**Problem requirements:**
From the listing below, extract each line containing the string "lata".

**Data section:**

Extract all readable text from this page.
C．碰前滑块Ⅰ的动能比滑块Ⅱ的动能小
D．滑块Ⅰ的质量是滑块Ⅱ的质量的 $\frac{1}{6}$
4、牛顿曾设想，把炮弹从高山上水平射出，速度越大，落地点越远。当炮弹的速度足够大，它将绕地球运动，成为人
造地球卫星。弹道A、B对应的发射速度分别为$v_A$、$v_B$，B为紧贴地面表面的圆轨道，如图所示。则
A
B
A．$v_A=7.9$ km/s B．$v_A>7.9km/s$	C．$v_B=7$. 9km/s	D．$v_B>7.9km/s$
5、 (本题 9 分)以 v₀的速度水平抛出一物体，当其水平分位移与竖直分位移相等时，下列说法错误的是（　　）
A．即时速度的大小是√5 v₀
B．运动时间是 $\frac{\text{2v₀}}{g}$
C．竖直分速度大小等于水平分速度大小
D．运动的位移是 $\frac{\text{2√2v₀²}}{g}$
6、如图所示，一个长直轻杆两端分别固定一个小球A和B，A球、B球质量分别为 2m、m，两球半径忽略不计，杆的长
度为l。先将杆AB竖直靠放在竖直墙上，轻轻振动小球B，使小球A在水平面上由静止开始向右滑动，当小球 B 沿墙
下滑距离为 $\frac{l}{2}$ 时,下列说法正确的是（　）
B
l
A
* * *
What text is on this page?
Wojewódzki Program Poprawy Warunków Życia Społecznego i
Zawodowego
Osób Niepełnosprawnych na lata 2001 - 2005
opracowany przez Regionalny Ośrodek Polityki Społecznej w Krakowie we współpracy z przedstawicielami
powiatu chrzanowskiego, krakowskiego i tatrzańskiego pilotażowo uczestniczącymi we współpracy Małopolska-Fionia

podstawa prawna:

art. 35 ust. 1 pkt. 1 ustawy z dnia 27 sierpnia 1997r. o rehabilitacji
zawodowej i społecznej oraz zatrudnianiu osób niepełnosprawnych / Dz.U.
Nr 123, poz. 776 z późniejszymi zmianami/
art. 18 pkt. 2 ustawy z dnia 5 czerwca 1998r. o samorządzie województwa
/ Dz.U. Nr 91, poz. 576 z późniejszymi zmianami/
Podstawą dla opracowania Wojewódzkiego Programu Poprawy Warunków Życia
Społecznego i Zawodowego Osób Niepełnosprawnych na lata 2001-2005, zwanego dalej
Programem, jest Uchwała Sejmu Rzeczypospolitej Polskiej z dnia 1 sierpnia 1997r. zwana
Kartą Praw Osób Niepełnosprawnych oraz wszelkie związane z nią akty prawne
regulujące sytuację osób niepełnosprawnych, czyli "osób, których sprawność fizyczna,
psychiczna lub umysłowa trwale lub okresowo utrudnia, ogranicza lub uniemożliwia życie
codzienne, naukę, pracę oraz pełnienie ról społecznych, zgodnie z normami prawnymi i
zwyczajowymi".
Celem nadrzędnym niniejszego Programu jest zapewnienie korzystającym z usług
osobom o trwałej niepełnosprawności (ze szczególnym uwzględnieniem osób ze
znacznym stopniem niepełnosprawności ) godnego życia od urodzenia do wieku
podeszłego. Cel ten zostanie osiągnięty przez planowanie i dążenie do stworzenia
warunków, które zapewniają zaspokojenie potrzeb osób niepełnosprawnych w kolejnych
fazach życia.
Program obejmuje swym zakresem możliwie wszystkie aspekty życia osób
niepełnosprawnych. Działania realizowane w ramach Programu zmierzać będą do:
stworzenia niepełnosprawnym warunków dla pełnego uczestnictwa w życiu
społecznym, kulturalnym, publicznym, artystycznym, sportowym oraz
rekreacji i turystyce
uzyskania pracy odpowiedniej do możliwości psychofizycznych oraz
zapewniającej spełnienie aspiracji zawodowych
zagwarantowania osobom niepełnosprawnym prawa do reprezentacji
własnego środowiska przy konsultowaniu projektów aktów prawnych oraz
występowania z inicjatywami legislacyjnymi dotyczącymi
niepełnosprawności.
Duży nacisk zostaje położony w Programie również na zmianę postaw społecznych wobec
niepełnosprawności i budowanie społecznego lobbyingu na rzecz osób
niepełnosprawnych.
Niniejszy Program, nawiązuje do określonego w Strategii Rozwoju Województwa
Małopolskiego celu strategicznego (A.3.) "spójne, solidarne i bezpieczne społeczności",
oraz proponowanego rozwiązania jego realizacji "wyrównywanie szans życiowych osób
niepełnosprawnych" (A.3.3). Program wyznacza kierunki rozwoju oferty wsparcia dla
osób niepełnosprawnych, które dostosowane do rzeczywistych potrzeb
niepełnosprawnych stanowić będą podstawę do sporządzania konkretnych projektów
* * *
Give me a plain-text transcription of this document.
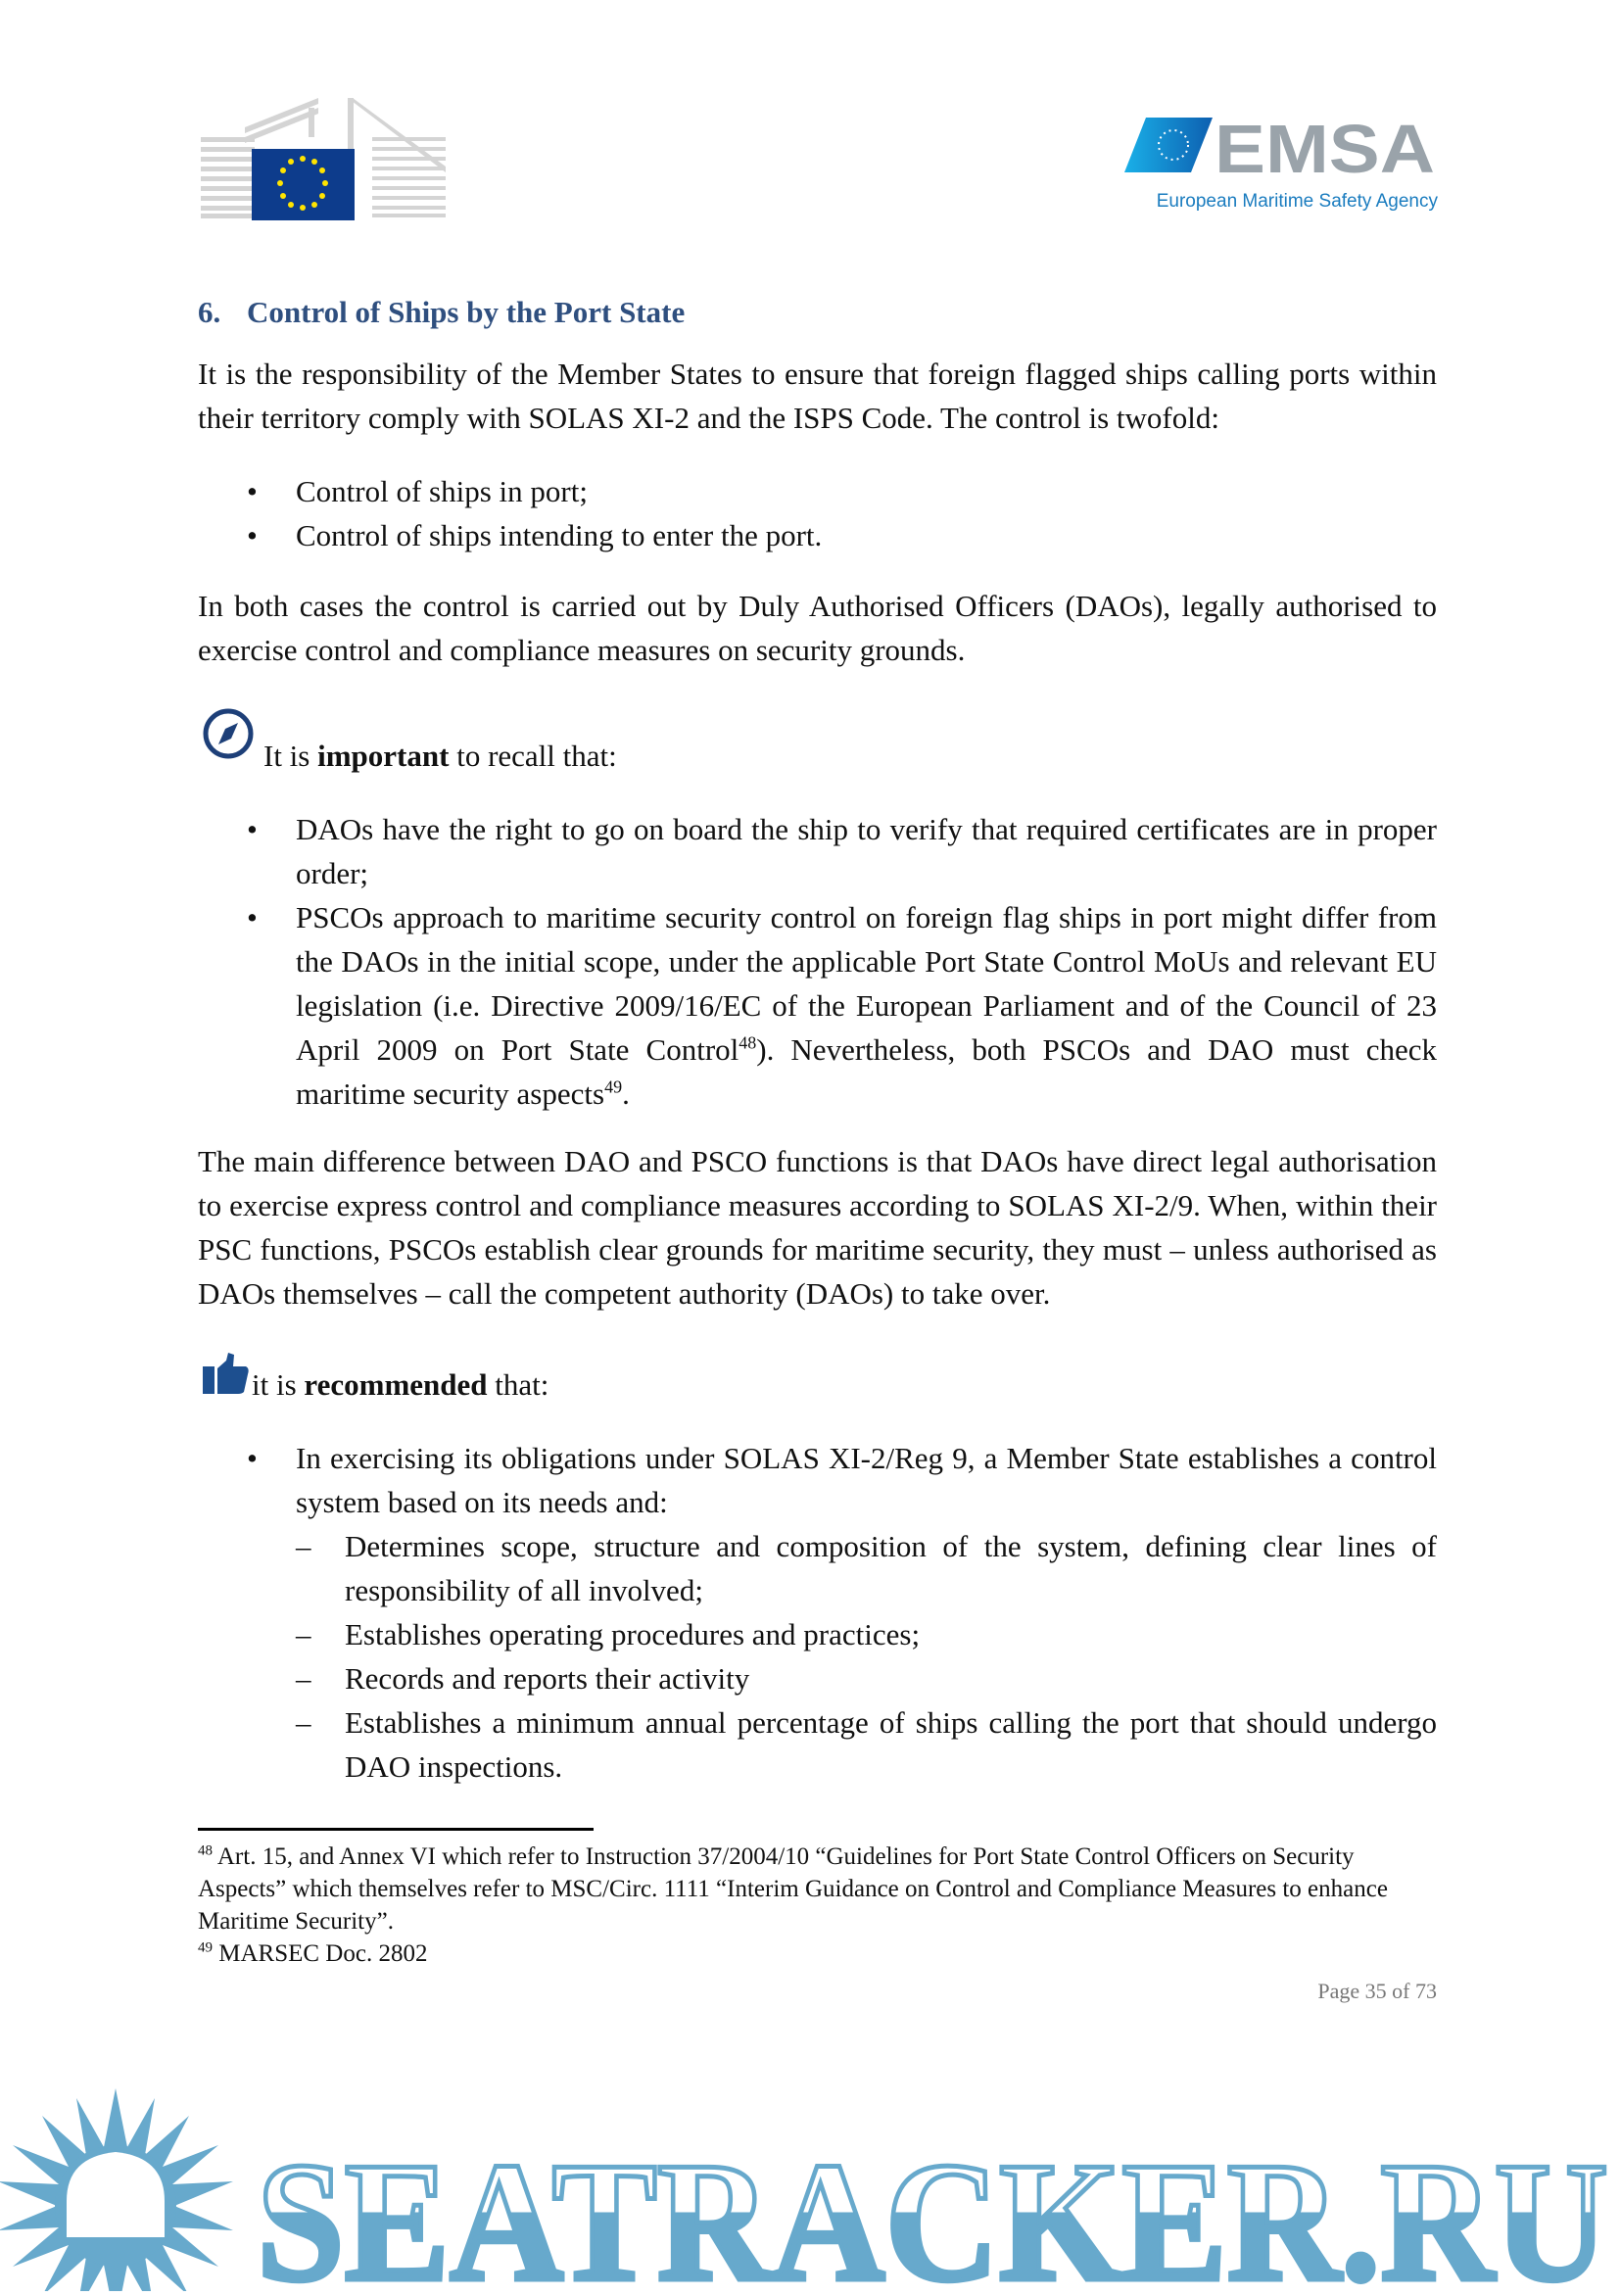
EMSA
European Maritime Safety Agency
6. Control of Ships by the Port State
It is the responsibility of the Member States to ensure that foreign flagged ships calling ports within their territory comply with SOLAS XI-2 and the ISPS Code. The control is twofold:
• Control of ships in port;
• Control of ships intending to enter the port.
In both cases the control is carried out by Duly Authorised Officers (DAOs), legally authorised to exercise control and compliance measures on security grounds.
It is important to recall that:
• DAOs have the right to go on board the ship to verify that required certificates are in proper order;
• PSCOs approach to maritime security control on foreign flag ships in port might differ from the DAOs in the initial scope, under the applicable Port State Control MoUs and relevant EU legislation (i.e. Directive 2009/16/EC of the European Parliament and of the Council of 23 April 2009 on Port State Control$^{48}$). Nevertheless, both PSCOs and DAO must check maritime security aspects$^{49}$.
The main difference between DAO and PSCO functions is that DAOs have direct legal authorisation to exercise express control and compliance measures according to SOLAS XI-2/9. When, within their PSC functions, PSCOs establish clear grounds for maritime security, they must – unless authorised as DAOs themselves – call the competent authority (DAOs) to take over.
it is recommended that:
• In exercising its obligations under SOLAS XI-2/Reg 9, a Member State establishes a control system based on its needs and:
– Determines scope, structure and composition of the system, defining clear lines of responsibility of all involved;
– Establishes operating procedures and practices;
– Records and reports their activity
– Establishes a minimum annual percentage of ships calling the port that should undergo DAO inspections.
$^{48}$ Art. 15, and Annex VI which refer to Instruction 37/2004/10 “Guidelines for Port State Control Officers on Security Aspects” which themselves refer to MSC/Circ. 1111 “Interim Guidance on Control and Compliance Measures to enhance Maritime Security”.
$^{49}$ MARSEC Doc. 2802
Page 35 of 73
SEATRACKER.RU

**Exercise output:**
Osób Niepełnosprawnych na lata 2001 - 2005
Społecznego i Zawodowego Osób Niepełnosprawnych na lata 2001-2005, zwanego dalej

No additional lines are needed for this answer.